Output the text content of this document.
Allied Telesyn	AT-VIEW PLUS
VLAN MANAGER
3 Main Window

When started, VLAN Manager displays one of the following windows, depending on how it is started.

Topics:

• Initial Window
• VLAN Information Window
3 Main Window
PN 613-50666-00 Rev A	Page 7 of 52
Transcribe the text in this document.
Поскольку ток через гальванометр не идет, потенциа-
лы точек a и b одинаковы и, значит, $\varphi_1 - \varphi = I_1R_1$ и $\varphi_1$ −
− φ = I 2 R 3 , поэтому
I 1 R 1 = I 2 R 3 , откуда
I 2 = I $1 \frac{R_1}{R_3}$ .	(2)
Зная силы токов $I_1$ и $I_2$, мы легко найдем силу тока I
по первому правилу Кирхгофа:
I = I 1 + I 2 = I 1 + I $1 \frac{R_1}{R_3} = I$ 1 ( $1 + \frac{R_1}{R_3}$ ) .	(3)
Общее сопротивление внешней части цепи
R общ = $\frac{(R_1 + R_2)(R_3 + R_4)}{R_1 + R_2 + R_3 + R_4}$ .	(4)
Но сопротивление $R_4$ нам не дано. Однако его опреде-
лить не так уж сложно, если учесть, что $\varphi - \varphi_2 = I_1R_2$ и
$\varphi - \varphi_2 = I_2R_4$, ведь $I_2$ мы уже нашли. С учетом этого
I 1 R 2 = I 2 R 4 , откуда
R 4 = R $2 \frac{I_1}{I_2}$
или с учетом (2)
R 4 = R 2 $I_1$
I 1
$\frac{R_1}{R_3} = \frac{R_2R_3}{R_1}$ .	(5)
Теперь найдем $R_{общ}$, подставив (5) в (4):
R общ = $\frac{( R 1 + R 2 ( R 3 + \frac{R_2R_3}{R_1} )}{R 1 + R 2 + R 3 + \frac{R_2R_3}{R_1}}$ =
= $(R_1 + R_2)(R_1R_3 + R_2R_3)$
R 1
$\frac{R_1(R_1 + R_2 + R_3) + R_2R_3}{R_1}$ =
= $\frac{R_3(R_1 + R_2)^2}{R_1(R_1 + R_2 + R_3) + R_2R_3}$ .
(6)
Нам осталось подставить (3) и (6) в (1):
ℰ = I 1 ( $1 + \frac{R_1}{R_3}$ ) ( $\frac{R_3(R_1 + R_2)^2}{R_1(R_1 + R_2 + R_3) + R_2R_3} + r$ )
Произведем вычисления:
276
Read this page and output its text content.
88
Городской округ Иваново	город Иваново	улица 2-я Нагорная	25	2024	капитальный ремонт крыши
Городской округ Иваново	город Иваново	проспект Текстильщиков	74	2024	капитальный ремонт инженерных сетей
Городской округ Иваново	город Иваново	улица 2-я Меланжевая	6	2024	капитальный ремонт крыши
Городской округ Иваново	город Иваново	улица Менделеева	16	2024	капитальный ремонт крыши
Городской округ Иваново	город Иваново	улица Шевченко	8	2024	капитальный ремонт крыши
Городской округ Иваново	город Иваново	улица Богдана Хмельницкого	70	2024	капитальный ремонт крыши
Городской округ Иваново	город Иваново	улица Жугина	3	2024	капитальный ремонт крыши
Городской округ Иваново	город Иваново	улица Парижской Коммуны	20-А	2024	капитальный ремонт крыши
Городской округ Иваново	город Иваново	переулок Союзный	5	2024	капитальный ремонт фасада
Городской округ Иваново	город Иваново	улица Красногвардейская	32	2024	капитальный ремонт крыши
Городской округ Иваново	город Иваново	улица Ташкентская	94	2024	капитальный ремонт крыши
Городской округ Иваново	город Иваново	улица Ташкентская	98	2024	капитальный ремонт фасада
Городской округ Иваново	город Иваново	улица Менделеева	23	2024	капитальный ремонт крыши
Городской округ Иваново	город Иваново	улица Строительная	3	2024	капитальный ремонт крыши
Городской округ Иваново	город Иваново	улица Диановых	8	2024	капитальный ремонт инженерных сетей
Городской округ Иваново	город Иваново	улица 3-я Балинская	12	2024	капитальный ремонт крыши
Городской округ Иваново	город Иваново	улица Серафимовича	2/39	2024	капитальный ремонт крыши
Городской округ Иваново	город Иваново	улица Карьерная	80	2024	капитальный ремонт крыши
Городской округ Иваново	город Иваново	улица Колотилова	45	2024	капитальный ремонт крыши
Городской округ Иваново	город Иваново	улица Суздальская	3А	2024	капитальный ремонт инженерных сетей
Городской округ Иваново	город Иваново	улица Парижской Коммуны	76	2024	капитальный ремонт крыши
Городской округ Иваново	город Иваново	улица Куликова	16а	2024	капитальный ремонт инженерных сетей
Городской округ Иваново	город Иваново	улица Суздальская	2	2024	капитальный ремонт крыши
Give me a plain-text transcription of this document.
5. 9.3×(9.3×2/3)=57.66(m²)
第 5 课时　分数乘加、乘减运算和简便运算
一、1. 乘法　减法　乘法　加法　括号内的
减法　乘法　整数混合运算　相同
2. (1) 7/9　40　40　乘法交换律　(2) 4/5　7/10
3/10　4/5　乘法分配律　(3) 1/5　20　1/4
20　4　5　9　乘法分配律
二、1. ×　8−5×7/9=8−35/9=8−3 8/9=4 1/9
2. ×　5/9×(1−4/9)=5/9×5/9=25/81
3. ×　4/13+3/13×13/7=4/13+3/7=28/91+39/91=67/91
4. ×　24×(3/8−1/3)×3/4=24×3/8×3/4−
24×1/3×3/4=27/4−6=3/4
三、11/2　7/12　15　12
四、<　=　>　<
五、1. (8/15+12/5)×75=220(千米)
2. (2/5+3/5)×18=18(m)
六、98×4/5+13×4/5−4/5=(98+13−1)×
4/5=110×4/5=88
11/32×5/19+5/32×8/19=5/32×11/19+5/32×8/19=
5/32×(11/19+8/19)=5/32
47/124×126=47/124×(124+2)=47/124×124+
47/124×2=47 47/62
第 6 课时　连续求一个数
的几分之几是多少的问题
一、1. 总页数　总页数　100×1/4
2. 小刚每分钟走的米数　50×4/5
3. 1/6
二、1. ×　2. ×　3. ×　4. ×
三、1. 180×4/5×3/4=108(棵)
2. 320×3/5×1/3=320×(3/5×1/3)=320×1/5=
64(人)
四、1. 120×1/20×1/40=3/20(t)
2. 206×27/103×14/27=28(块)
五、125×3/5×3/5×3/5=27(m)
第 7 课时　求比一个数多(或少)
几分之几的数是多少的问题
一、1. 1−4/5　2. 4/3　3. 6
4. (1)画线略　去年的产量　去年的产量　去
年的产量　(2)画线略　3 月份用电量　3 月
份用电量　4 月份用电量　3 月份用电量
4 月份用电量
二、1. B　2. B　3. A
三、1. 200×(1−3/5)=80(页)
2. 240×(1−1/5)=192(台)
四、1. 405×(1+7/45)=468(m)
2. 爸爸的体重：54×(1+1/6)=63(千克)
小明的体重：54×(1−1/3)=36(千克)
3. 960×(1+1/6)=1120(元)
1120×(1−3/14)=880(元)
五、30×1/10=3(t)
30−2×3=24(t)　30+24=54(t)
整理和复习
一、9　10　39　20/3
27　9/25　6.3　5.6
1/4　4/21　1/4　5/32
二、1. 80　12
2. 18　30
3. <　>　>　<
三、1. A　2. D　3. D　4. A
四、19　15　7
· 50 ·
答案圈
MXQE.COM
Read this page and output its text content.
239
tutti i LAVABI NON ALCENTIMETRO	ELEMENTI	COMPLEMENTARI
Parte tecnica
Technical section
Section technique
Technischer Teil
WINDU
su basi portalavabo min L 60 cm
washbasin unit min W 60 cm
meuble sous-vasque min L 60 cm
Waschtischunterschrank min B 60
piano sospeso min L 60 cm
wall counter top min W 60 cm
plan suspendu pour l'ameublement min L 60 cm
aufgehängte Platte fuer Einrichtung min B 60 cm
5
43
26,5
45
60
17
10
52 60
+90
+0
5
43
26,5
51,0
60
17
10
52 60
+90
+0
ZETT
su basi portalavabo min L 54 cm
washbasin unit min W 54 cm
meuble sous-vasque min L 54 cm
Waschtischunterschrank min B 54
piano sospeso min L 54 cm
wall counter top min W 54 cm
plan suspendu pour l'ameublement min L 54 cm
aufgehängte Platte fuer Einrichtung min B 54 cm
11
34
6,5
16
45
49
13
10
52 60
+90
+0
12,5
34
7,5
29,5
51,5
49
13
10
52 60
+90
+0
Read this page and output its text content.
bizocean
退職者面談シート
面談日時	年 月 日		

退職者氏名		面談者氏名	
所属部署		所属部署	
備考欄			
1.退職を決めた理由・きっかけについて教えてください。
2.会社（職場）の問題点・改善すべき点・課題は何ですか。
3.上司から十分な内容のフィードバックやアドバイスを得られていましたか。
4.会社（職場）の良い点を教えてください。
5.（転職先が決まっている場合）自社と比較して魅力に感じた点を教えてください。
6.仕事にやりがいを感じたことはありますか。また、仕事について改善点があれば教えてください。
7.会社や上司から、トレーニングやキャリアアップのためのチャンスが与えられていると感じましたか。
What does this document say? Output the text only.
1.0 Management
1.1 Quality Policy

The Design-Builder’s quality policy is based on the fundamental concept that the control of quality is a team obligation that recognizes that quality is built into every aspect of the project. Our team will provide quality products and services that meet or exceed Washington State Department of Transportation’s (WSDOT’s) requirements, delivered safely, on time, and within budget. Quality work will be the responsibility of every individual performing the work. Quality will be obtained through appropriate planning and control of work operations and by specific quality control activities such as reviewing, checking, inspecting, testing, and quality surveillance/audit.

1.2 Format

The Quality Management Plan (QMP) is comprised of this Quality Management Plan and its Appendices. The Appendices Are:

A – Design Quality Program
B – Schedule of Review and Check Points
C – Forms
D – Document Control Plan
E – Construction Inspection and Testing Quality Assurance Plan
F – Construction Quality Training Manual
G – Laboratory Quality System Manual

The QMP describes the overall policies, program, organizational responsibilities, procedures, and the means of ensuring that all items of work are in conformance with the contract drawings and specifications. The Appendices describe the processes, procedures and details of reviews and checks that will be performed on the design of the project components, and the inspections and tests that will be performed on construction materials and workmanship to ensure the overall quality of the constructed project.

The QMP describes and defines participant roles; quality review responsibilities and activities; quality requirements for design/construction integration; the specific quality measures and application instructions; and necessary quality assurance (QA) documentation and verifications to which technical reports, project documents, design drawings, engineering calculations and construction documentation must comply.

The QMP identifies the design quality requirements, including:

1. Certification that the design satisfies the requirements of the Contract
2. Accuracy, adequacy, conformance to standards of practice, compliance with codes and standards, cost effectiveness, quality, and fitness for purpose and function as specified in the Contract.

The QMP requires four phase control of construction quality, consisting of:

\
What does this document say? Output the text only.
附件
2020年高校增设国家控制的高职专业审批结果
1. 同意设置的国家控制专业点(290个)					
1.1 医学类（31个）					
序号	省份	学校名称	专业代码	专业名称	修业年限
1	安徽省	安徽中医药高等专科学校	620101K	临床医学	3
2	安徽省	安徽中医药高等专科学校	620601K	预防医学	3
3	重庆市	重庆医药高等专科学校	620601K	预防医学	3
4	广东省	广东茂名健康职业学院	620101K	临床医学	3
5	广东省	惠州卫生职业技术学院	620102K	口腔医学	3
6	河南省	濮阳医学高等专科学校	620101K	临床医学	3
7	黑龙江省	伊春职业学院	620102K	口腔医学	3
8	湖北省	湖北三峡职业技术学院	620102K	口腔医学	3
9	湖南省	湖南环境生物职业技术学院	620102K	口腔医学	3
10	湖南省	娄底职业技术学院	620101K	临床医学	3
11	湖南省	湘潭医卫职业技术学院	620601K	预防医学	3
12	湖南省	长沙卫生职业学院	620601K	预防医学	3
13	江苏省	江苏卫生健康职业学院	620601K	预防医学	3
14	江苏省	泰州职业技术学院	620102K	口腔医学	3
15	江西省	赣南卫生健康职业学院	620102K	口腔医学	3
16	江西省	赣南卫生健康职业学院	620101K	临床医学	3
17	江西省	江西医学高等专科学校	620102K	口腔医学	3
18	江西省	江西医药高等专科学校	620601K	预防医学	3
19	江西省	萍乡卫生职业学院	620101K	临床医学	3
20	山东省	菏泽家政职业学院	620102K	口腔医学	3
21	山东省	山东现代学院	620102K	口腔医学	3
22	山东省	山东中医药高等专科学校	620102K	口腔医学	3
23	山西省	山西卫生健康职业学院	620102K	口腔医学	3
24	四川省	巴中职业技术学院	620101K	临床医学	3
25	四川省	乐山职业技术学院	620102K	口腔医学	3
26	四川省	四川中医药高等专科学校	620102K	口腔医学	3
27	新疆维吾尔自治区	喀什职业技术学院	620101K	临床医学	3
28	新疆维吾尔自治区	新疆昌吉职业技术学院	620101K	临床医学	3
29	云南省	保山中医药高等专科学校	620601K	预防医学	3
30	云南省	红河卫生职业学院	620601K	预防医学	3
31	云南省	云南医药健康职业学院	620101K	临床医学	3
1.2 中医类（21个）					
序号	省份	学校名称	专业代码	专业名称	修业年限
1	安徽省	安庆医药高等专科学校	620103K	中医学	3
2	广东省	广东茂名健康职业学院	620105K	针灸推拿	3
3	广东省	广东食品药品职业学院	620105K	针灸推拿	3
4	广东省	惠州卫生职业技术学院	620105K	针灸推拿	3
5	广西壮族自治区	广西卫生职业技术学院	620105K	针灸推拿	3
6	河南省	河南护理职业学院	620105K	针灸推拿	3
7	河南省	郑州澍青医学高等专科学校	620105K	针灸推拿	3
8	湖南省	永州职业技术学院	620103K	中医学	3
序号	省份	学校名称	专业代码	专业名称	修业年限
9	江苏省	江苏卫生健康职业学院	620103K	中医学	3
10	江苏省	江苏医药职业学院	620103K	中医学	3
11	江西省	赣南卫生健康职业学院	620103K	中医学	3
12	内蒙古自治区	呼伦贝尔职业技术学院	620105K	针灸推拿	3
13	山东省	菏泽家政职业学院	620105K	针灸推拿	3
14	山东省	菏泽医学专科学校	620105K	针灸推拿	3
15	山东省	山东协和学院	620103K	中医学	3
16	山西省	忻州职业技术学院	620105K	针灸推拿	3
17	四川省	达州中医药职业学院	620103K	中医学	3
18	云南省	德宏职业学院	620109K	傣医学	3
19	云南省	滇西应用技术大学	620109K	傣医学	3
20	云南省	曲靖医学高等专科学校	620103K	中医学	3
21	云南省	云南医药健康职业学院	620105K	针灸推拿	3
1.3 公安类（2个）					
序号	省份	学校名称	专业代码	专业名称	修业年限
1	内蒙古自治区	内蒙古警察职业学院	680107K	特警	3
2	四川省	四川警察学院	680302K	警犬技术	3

· · ·

• **SHORT PROBLEM**
Write out every line of the entries that holds the word "广东茂名健康职业学院".

• **FINISHED TASK**
4	广东省	广东茂名健康职业学院	620101K	临床医学	3
2	广东省	广东茂名健康职业学院	620105K	针灸推拿	3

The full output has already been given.